**The request:**
Pull every line of the entries that has the word "home".

──────

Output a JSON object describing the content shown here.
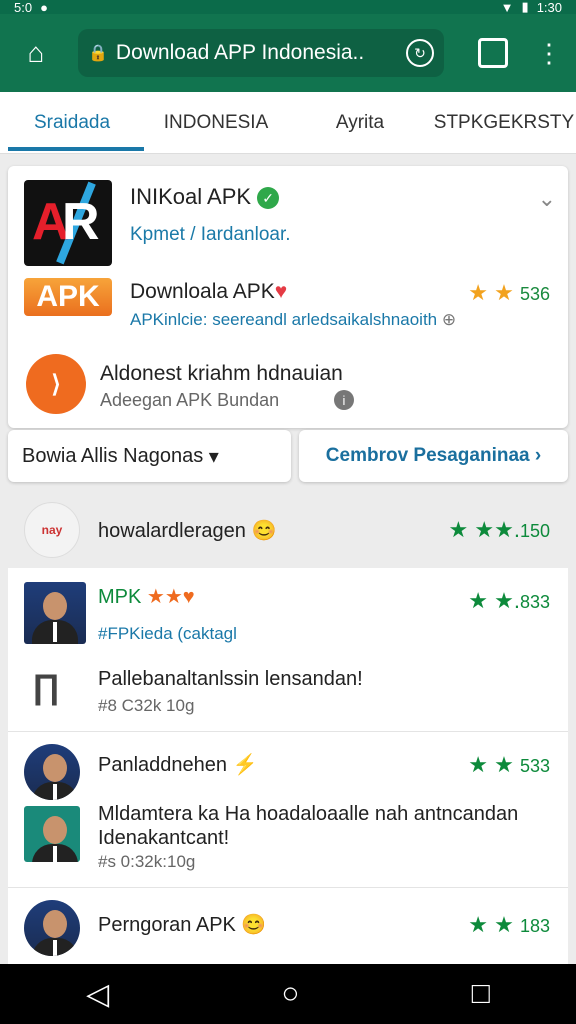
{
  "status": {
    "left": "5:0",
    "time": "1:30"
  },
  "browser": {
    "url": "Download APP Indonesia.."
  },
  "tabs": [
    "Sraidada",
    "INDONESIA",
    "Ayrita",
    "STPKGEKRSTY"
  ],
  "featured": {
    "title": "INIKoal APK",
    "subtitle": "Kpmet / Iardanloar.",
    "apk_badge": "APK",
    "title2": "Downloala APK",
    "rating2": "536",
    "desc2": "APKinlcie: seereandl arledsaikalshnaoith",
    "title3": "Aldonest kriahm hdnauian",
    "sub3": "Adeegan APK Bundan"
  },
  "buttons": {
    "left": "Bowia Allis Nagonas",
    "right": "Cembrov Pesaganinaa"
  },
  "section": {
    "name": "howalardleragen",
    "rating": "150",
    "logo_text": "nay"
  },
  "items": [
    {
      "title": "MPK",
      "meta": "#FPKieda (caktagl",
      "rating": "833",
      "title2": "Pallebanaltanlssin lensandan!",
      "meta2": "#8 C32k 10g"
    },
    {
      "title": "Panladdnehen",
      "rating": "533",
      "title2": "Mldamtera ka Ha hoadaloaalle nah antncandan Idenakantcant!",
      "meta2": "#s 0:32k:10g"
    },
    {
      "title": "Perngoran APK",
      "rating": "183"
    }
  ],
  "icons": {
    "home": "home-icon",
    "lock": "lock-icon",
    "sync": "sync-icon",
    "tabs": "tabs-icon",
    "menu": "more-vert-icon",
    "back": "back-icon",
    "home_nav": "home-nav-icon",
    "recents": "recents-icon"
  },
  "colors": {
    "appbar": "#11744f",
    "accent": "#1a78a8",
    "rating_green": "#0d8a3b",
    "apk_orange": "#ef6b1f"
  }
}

──────

**The reply:**
    "home": "home-icon",
    "home_nav": "home-nav-icon",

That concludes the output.